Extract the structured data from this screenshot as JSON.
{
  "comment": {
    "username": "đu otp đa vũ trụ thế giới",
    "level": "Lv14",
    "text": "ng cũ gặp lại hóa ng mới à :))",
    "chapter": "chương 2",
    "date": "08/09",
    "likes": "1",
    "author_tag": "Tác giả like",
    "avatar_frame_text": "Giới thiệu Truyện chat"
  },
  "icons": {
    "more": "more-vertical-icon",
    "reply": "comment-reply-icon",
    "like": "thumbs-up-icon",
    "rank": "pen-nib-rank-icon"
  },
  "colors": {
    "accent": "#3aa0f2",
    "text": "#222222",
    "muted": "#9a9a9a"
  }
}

◆ Exercise aim:
Reproduce the full set of records precisely.

◆ Finished exercise:
Extract the structured data from this screenshot as JSON.
{
  "comment": {
    "username": "đu otp đa vũ trụ thế giới",
    "level": "Lv14",
    "text": "ng cũ gặp lại hóa ng mới à :))",
    "chapter": "chương 2",
    "date": "08/09",
    "likes": "1",
    "author_tag": "Tác giả like",
    "avatar_frame_text": "Giới thiệu Truyện chat"
  },
  "icons": {
    "more": "more-vertical-icon",
    "reply": "comment-reply-icon",
    "like": "thumbs-up-icon",
    "rank": "pen-nib-rank-icon"
  },
  "colors": {
    "accent": "#3aa0f2",
    "text": "#222222",
    "muted": "#9a9a9a"
  }
}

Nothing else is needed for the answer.